## WHAT TO DO
Write out the records word for word, with no pictures.

## Extracted data entries
※ ※ ※

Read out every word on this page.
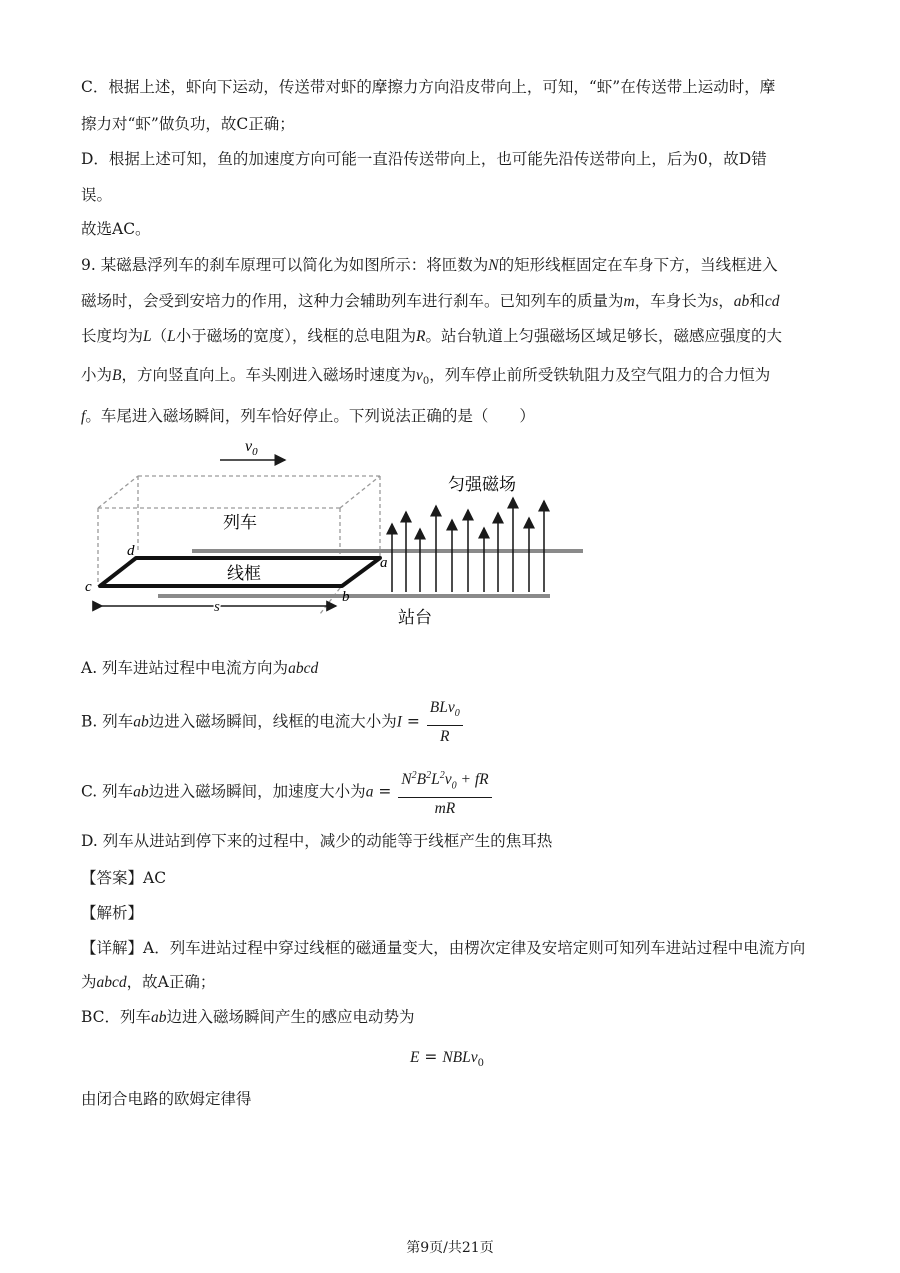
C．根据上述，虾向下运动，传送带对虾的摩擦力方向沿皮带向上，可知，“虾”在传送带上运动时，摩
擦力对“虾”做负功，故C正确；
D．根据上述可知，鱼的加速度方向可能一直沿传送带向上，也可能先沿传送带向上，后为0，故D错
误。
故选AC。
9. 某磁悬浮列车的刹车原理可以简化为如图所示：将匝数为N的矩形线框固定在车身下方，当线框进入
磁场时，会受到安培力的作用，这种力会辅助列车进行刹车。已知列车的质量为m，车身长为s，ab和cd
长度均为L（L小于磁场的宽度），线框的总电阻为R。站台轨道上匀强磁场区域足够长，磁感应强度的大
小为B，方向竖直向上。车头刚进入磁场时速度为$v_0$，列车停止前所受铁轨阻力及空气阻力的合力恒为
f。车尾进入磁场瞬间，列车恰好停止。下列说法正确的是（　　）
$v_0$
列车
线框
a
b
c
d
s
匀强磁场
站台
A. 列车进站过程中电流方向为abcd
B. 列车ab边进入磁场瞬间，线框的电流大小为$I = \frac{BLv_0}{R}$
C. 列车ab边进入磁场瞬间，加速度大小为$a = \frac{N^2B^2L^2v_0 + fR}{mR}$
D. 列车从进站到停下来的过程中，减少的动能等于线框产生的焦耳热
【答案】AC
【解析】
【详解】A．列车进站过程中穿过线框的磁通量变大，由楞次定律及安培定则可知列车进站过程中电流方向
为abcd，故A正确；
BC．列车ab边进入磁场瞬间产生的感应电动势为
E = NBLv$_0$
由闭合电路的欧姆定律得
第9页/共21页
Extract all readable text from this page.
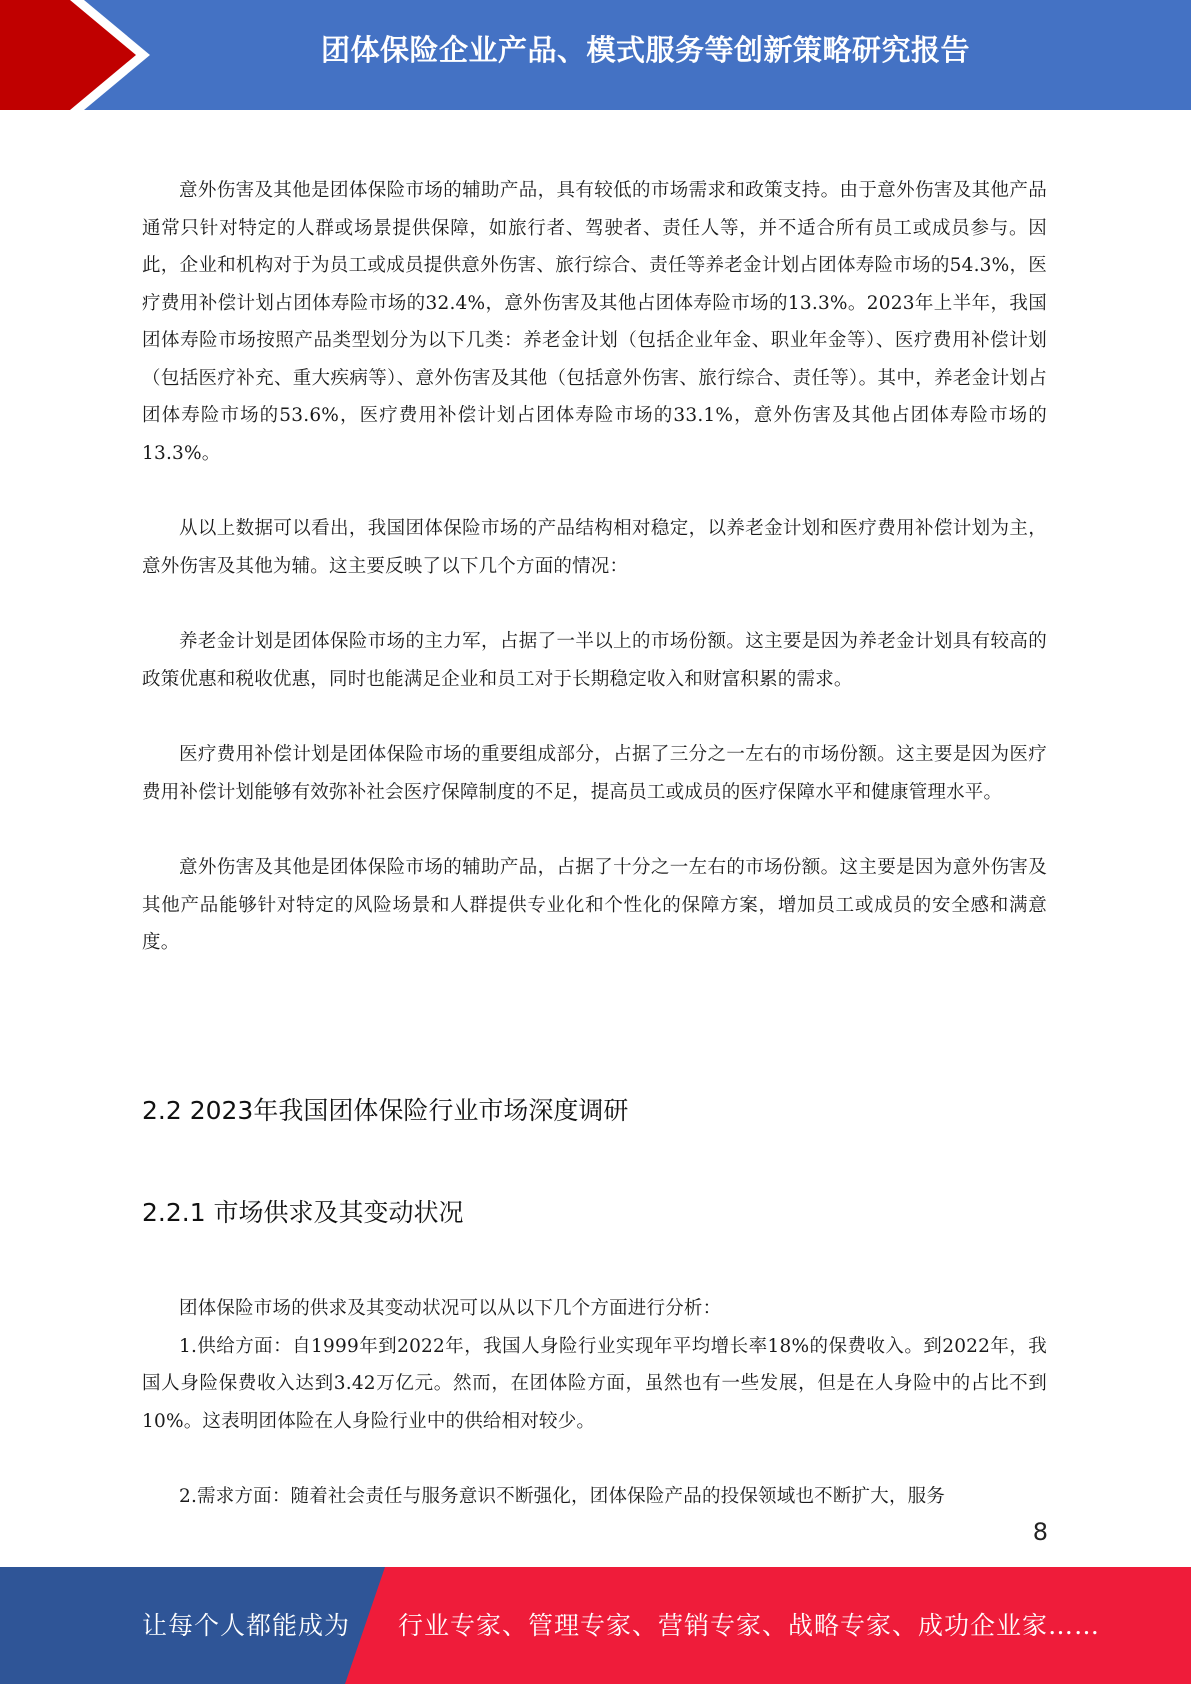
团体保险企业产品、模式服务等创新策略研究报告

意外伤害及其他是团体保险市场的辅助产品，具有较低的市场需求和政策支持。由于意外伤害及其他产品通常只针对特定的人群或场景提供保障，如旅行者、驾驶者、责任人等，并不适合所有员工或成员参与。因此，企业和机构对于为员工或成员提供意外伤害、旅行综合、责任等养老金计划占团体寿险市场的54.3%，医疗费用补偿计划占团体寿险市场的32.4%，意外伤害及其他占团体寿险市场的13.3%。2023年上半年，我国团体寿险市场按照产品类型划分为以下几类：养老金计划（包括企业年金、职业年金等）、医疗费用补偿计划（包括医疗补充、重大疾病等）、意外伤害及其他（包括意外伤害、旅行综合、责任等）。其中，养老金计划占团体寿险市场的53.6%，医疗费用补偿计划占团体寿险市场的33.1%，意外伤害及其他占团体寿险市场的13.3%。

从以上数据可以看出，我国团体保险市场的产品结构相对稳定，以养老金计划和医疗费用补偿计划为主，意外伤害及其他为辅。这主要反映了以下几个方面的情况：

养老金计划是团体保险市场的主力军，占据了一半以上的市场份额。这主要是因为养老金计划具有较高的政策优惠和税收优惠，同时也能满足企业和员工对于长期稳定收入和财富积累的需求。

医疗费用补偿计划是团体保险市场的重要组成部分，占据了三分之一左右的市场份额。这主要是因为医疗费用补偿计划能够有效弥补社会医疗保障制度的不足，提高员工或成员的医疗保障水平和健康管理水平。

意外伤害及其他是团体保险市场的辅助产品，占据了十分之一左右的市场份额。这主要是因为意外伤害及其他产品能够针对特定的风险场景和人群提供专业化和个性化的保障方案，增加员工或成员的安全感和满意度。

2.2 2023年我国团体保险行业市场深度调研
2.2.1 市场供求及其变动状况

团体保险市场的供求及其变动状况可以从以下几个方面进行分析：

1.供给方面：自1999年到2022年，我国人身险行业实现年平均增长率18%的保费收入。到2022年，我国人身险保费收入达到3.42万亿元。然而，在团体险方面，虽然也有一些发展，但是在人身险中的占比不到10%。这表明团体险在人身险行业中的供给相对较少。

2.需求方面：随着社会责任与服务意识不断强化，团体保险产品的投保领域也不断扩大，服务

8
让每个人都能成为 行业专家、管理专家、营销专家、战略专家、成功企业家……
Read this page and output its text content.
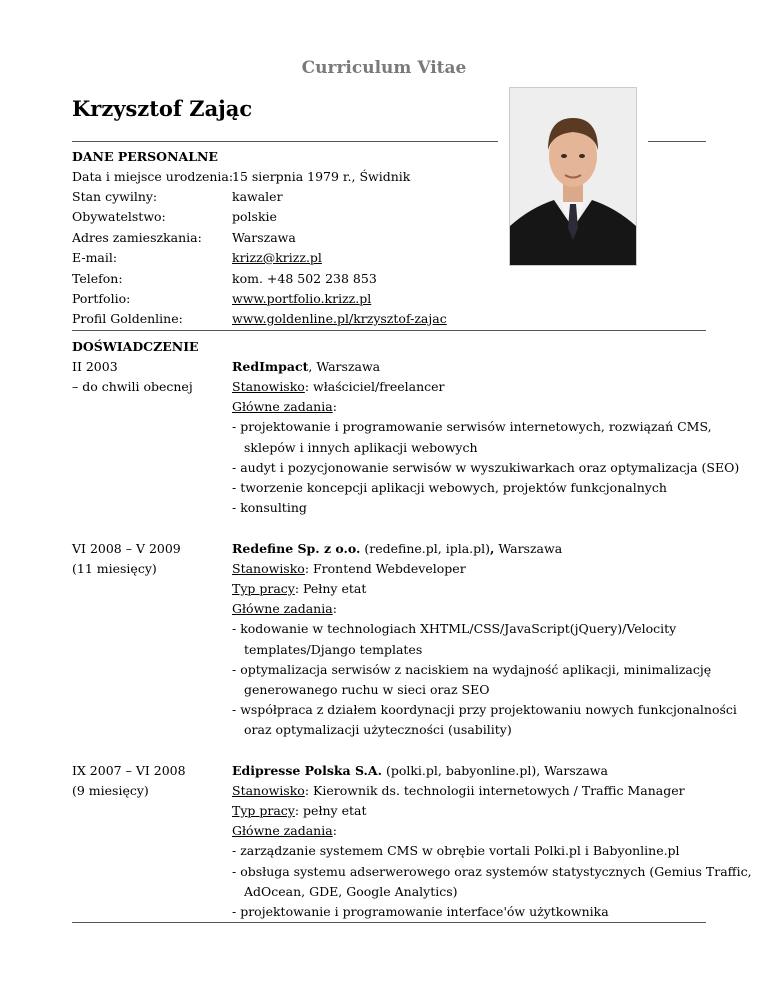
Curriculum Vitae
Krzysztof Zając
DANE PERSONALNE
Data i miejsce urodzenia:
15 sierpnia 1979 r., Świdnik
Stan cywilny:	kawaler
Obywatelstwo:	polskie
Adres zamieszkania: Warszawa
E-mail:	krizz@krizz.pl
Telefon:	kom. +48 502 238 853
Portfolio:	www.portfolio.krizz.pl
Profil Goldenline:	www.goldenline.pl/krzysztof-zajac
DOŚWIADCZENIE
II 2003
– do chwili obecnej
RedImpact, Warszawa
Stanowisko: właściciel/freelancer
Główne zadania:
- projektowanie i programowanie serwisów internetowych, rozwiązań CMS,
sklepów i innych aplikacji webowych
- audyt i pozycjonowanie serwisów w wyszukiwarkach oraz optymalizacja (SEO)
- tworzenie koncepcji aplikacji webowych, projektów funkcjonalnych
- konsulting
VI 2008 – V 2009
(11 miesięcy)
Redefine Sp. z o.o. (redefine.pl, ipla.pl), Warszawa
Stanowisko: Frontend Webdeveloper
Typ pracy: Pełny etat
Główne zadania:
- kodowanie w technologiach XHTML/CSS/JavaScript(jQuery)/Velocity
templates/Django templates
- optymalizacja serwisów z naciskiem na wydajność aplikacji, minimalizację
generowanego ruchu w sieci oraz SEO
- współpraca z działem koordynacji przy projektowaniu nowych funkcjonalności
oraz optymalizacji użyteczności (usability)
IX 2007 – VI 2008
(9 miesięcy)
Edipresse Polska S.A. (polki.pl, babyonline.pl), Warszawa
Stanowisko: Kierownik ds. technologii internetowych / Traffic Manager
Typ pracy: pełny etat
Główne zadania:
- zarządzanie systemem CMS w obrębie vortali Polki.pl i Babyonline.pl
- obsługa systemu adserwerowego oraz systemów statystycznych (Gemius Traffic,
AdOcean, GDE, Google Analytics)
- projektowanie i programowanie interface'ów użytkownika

※ ※ ※

## SOLUTION TO THIS PROBLEM
Read out every word on this page.
C．根据上述，虾向下运动，传送带对虾的摩擦力方向沿皮带向上，可知，“虾”在传送带上运动时，摩
擦力对“虾”做负功，故C正确；
D．根据上述可知，鱼的加速度方向可能一直沿传送带向上，也可能先沿传送带向上，后为0，故D错
误。
故选AC。
9. 某磁悬浮列车的刹车原理可以简化为如图所示：将匝数为N的矩形线框固定在车身下方，当线框进入
磁场时，会受到安培力的作用，这种力会辅助列车进行刹车。已知列车的质量为m，车身长为s，ab和cd
长度均为L（L小于磁场的宽度），线框的总电阻为R。站台轨道上匀强磁场区域足够长，磁感应强度的大
小为B，方向竖直向上。车头刚进入磁场时速度为$v_0$，列车停止前所受铁轨阻力及空气阻力的合力恒为
f。车尾进入磁场瞬间，列车恰好停止。下列说法正确的是（　　）
$v_0$
列车
线框
a
b
c
d
s
匀强磁场
站台
A. 列车进站过程中电流方向为abcd
B. 列车ab边进入磁场瞬间，线框的电流大小为$I = \frac{BLv_0}{R}$
C. 列车ab边进入磁场瞬间，加速度大小为$a = \frac{N^2B^2L^2v_0 + fR}{mR}$
D. 列车从进站到停下来的过程中，减少的动能等于线框产生的焦耳热
【答案】AC
【解析】
【详解】A．列车进站过程中穿过线框的磁通量变大，由楞次定律及安培定则可知列车进站过程中电流方向
为abcd，故A正确；
BC．列车ab边进入磁场瞬间产生的感应电动势为
E = NBLv$_0$
由闭合电路的欧姆定律得
第9页/共21页
Extract all readable text from this page.
团体保险企业产品、模式服务等创新策略研究报告

意外伤害及其他是团体保险市场的辅助产品，具有较低的市场需求和政策支持。由于意外伤害及其他产品通常只针对特定的人群或场景提供保障，如旅行者、驾驶者、责任人等，并不适合所有员工或成员参与。因此，企业和机构对于为员工或成员提供意外伤害、旅行综合、责任等养老金计划占团体寿险市场的54.3%，医疗费用补偿计划占团体寿险市场的32.4%，意外伤害及其他占团体寿险市场的13.3%。2023年上半年，我国团体寿险市场按照产品类型划分为以下几类：养老金计划（包括企业年金、职业年金等）、医疗费用补偿计划（包括医疗补充、重大疾病等）、意外伤害及其他（包括意外伤害、旅行综合、责任等）。其中，养老金计划占团体寿险市场的53.6%，医疗费用补偿计划占团体寿险市场的33.1%，意外伤害及其他占团体寿险市场的13.3%。

从以上数据可以看出，我国团体保险市场的产品结构相对稳定，以养老金计划和医疗费用补偿计划为主，意外伤害及其他为辅。这主要反映了以下几个方面的情况：

养老金计划是团体保险市场的主力军，占据了一半以上的市场份额。这主要是因为养老金计划具有较高的政策优惠和税收优惠，同时也能满足企业和员工对于长期稳定收入和财富积累的需求。

医疗费用补偿计划是团体保险市场的重要组成部分，占据了三分之一左右的市场份额。这主要是因为医疗费用补偿计划能够有效弥补社会医疗保障制度的不足，提高员工或成员的医疗保障水平和健康管理水平。

意外伤害及其他是团体保险市场的辅助产品，占据了十分之一左右的市场份额。这主要是因为意外伤害及其他产品能够针对特定的风险场景和人群提供专业化和个性化的保障方案，增加员工或成员的安全感和满意度。

2.2 2023年我国团体保险行业市场深度调研
2.2.1 市场供求及其变动状况

团体保险市场的供求及其变动状况可以从以下几个方面进行分析：

1.供给方面：自1999年到2022年，我国人身险行业实现年平均增长率18%的保费收入。到2022年，我国人身险保费收入达到3.42万亿元。然而，在团体险方面，虽然也有一些发展，但是在人身险中的占比不到10%。这表明团体险在人身险行业中的供给相对较少。

2.需求方面：随着社会责任与服务意识不断强化，团体保险产品的投保领域也不断扩大，服务

8
让每个人都能成为 行业专家、管理专家、营销专家、战略专家、成功企业家……
Read this page and output its text content.
Curriculum Vitae
Krzysztof Zając
DANE PERSONALNE
Data i miejsce urodzenia:
15 sierpnia 1979 r., Świdnik
Stan cywilny:	kawaler
Obywatelstwo:	polskie
Adres zamieszkania: Warszawa
E-mail:	krizz@krizz.pl
Telefon:	kom. +48 502 238 853
Portfolio:	www.portfolio.krizz.pl
Profil Goldenline:	www.goldenline.pl/krzysztof-zajac
DOŚWIADCZENIE
II 2003
– do chwili obecnej
RedImpact, Warszawa
Stanowisko: właściciel/freelancer
Główne zadania:
- projektowanie i programowanie serwisów internetowych, rozwiązań CMS,
sklepów i innych aplikacji webowych
- audyt i pozycjonowanie serwisów w wyszukiwarkach oraz optymalizacja (SEO)
- tworzenie koncepcji aplikacji webowych, projektów funkcjonalnych
- konsulting
VI 2008 – V 2009
(11 miesięcy)
Redefine Sp. z o.o. (redefine.pl, ipla.pl), Warszawa
Stanowisko: Frontend Webdeveloper
Typ pracy: Pełny etat
Główne zadania:
- kodowanie w technologiach XHTML/CSS/JavaScript(jQuery)/Velocity
templates/Django templates
- optymalizacja serwisów z naciskiem na wydajność aplikacji, minimalizację
generowanego ruchu w sieci oraz SEO
- współpraca z działem koordynacji przy projektowaniu nowych funkcjonalności
oraz optymalizacji użyteczności (usability)
IX 2007 – VI 2008
(9 miesięcy)
Edipresse Polska S.A. (polki.pl, babyonline.pl), Warszawa
Stanowisko: Kierownik ds. technologii internetowych / Traffic Manager
Typ pracy: pełny etat
Główne zadania:
- zarządzanie systemem CMS w obrębie vortali Polki.pl i Babyonline.pl
- obsługa systemu adserwerowego oraz systemów statystycznych (Gemius Traffic,
AdOcean, GDE, Google Analytics)
- projektowanie i programowanie interface'ów użytkownika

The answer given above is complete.